- WHAT TO DO
Write out all the entries word for word, but skip any images.

- PROVIDED MATERIAL

-- Begin --

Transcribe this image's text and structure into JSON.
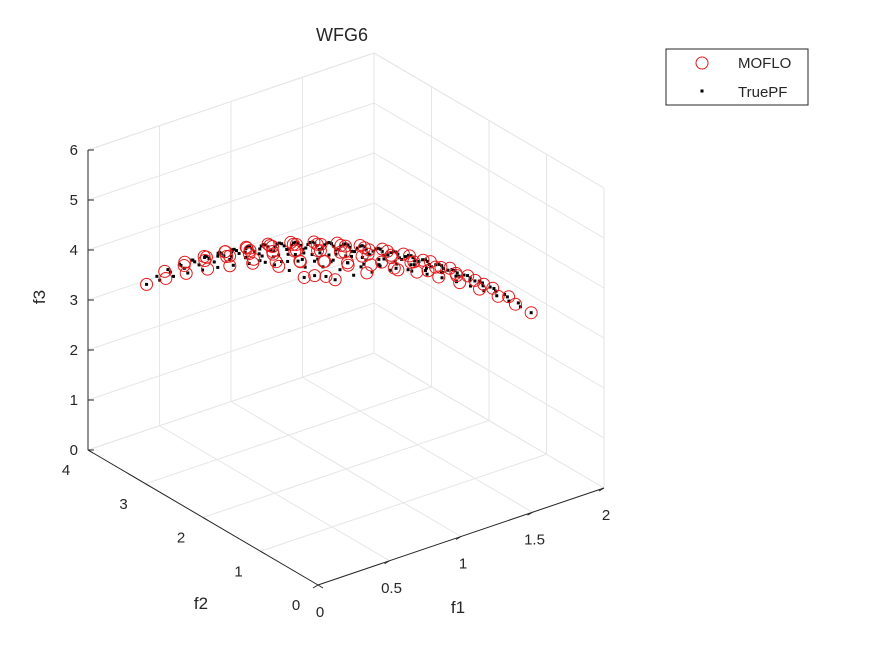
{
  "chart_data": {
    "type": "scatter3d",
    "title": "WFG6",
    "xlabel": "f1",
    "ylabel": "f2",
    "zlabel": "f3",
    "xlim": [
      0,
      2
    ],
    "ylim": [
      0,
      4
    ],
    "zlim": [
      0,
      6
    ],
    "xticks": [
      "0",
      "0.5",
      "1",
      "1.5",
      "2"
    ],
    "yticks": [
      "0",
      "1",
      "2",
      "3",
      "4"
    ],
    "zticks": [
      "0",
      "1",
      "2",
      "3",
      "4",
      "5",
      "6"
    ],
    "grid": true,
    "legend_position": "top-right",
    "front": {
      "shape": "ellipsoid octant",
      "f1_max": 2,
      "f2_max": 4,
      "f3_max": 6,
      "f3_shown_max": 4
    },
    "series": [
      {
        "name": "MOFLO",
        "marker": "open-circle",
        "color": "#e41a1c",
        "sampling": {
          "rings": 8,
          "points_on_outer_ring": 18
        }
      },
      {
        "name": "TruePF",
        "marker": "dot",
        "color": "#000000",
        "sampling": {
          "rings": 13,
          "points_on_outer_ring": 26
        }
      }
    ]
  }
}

-- End --

- COMPLETE RESPONSE
Transcribe this image's text and structure into JSON.
{
  "chart_data": {
    "type": "scatter3d",
    "title": "WFG6",
    "xlabel": "f1",
    "ylabel": "f2",
    "zlabel": "f3",
    "xlim": [
      0,
      2
    ],
    "ylim": [
      0,
      4
    ],
    "zlim": [
      0,
      6
    ],
    "xticks": [
      "0",
      "0.5",
      "1",
      "1.5",
      "2"
    ],
    "yticks": [
      "0",
      "1",
      "2",
      "3",
      "4"
    ],
    "zticks": [
      "0",
      "1",
      "2",
      "3",
      "4",
      "5",
      "6"
    ],
    "grid": true,
    "legend_position": "top-right",
    "front": {
      "shape": "ellipsoid octant",
      "f1_max": 2,
      "f2_max": 4,
      "f3_max": 6,
      "f3_shown_max": 4
    },
    "series": [
      {
        "name": "MOFLO",
        "marker": "open-circle",
        "color": "#e41a1c",
        "sampling": {
          "rings": 8,
          "points_on_outer_ring": 18
        }
      },
      {
        "name": "TruePF",
        "marker": "dot",
        "color": "#000000",
        "sampling": {
          "rings": 13,
          "points_on_outer_ring": 26
        }
      }
    ]
  }
}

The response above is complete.